DOCUMENT PASSAGE »
Describe the roles of the sinoatrial node (SAN) and the atrioventricular node (AVN) in the initiation and control of the cardiac cycle.

The Purkyne fibres pass down the septum and extend to the cardiac muscle at the base (apex) of the heart.

Explain why it is important that the Purkyne fibres extend to the base of the heart.

The activity of the SAN is controlled by the nervous system. Noradrenaline is released by nerve cells in the SAN.

Fig. 1 shows the role of noradrenaline in causing calcium ions (Ca²⁺) to enter a cell in the SAN.

Fig. 1

With reference to Fig.1, outline the process of cell signalling.

Note: This past paper question assesses knowledge from other topics alongside the knowledge of the heart assessed in 8.3

Woolly foxglove, Digitalis lanata, shown in Fig. 1A, and common oleander, Nerium oleander, shown in Fig. 1B, are plants grown for the attractive flowers that they produce.

Both plants are poisonous, as their leaves produce toxic organic compounds known as cardiac glycosides. Cardiac glycosides have a powerful effect on the action of cardiac muscle.

Fig. 1

N. oleander is able to grow in very dry conditions. The leaves have adaptations to reduce water loss by transpiration.

State the term used to describe a plant, such as N. oleander, that has adaptations to allow it to grow in conditions where water is in short supply.

Aphids are small insects that feed on plant fluids using piercing and sucking mouthparts. When aphids feed on the sap present in vascular tissue of leaves and stems, a sugary liquid called honeydew is passed out of the gut. The honeydew can be analysed to find out what is present in the sap.

(i) State the name of the vascular tissue from which the aphids feed.

[1]

(ii) An investigation found that aphids feeding on D. lanata produced honeydew containing cardiac glycosides.

Suggest why cardiac glycosides were present in the sap from the vascular tissue.

[2]

Cardiac glycosides have an effect on the movement of ions into and out of cardiac muscle cells. The outcome is an increased ability for the cells to contract.

ASSIGNED TASK A » In the heart past-paper text, what compounds in the leaves of both plants make them poisonous?
ASSIGNED TASK B »
Decide whether each statement agrees with the heart past-paper text. Give yes or no, and quote the words that settle it.
(i) Noradrenaline is released by nerve cells in the SAN.
(ii) The Purkyne fibres extend to the cardiac muscle at the top of the heart.
(iii) Aphids feed on plant fluids using chewing mouthparts.
ASSIGNED TASK C » Carry on the heart past-paper text after its final sentence.

PROVIDED DATA »

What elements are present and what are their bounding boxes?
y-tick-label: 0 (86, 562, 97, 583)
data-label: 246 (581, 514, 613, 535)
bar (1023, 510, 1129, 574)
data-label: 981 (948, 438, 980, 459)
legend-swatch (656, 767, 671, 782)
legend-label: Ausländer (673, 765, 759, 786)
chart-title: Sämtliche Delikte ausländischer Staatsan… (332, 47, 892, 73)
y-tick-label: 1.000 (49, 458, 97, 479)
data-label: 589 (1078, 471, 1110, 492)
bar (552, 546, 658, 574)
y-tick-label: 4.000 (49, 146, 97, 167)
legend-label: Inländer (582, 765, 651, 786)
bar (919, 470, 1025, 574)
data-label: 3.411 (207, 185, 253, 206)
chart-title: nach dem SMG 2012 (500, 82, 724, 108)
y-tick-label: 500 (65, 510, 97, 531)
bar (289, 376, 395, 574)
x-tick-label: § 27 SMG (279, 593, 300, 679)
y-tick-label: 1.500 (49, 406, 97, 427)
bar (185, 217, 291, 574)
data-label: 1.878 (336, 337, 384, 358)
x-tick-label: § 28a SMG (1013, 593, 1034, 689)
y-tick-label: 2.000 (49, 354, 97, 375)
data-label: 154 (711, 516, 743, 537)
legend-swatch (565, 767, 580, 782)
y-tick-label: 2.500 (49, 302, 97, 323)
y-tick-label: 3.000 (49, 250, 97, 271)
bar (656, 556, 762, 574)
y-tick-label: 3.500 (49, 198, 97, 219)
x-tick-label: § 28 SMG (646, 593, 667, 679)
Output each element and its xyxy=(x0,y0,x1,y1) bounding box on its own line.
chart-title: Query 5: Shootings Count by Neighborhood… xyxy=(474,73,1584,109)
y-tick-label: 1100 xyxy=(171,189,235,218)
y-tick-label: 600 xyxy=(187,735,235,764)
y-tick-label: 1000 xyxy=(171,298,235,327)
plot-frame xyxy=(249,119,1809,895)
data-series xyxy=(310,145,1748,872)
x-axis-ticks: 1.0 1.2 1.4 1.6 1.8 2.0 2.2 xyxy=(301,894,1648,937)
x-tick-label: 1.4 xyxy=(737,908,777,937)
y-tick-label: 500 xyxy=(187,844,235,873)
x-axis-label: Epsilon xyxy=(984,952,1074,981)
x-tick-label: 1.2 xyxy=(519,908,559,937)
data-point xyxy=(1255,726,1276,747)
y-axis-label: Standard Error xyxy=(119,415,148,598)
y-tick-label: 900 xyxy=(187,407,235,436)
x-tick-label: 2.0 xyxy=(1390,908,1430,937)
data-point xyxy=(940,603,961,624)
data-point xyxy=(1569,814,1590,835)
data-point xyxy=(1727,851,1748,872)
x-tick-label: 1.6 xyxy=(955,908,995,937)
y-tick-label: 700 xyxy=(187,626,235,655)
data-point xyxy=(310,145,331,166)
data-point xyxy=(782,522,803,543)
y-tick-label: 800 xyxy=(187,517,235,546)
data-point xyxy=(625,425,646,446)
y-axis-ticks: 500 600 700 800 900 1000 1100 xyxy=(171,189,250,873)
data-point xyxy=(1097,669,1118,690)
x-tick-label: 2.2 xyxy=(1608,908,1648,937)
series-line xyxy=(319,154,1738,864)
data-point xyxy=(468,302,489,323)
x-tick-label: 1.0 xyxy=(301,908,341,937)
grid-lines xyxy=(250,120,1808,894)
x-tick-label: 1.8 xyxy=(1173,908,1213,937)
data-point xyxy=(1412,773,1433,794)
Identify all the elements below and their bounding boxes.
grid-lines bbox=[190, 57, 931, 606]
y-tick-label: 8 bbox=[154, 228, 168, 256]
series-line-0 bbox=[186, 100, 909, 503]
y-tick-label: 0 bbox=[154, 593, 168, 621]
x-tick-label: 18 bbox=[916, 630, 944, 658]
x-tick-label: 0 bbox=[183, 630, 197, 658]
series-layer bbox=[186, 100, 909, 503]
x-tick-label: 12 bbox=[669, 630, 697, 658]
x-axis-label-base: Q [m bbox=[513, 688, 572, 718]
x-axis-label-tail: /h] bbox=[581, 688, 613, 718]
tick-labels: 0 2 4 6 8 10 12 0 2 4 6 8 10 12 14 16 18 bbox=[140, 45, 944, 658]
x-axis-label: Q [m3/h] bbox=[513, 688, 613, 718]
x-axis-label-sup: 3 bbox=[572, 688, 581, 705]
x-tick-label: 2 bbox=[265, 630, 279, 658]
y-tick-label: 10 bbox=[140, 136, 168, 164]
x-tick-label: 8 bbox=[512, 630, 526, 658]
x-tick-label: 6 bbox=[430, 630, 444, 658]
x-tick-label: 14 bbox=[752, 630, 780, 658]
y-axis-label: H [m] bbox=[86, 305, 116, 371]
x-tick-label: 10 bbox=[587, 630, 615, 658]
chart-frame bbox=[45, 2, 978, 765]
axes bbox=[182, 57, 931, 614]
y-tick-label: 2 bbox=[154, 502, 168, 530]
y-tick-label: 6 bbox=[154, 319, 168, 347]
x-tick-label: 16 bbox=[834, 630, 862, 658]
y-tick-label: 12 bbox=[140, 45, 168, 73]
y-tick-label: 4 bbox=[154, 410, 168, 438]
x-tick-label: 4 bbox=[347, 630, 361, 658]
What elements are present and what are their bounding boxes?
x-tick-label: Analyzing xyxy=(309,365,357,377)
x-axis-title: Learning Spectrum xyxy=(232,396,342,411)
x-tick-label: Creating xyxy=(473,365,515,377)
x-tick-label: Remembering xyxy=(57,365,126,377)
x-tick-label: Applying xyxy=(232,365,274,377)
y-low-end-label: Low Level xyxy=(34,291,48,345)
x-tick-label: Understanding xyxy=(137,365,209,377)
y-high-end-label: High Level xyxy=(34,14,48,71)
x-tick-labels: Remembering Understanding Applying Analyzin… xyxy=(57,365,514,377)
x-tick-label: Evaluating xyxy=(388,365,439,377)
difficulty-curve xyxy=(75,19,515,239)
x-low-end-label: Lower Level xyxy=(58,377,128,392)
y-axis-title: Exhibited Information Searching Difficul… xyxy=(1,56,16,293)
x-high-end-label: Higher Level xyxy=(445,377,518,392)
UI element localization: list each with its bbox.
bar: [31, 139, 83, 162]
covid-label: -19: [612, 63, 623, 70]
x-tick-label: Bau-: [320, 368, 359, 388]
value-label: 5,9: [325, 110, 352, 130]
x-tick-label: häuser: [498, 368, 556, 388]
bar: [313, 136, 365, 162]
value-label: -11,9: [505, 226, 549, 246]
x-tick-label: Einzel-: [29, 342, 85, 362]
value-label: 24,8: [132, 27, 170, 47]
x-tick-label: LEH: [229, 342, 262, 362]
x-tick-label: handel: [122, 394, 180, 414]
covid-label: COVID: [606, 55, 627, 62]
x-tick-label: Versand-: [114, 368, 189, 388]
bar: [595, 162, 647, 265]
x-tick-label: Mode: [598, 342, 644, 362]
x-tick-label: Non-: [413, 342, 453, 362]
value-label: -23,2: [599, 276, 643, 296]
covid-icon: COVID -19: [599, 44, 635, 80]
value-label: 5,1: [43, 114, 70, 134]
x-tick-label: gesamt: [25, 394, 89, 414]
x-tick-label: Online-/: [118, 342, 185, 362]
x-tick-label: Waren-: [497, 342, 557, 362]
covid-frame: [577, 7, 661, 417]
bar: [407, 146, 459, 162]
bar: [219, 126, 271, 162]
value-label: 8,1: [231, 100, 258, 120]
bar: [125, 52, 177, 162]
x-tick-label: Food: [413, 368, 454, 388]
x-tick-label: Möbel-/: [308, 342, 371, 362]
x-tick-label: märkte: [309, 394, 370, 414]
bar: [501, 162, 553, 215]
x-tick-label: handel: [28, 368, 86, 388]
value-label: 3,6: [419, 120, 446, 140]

FINAL ANSWER A » Cardiac glycosides.

FINAL ANSWER B »
(i) Yes: "Noradrenaline is released by nerve cells in the SAN."
(ii) No: "extend to the cardiac muscle at the base (apex) of the heart."
(iii) No: "using piercing and sucking mouthparts."

FINAL ANSWER C »
Investigations into the action of the cardiac glycoside oleandrin, extracted from N. oleander, have shown that it acts to prevent the correct functioning of Na/K‐ATPase, a membrane transport protein.

Na/K‐ATPase has a role as an enzyme and as a transport molecule.

• ATPase is an enzyme that catalyses the hydrolysis of ATP to ADP and inorganic phosphate.

• Energy released from this hydrolysis is used to transport sodium ions (Na⁺) out of cardiac muscle cells and potassium ions (K⁺) into the cells.

(i) Explain what is meant by the hydrolysis of ATP.

[2]

(ii) Name the type of transport mechanism involved in the transport of Na⁺ and K⁺ across the cell surface membrane of cardiac muscle cells.

[1]

(iii) Oleandrin is a non‐competitive reversible inhibitor of ATPase. Describe the mode of action of oleandrin and explain how this will affect ion movement through Na/K‐ATPase transport proteins of the cell surface membranes of cardiac muscle cells.

[4]

Digoxin, a cardiac glycoside extracted from D. lanata leaves, can be purified and used as a drug to treat some heart disorders.

Examples of these heart disorders are:

• atrial fibrillation, where the normal rhythmic cardiac cycle is disrupted

• heart failure, where cardiac muscle is contracting weakly.

(i) Describe the sequence of events occurring in the left side of the heart during one normal cardiac cycle. Include reference to blood pressure changes.

The first event in the sequence is described for you.

The left atrium fills with blood during relaxation of the left atrium and left ventricle.

[4]

(ii) Suggest how the health of a person with heart failure can be improved by treatment with the drug digoxin.

[3]

The graph shown in Fig. 1 shows the relationship between the left ventricular volume and left ventricular pressure. 

Fig. 1

(i) Identify the stages of the cardiac cycle shown by the letters A - D. 

[4]

(ii) Explain the changes in the left ventricle shown at stage C.

[2]

(iii) Determine the valve identified by the letter X on Fig. 1 and state if the valve is open or closed.

[2]

Stroke volume is the volume of blood pumped out of the left ventricle of the heart during each cardiac cycle.

Use Fig. 1 to determine the stroke volume of this left ventricle.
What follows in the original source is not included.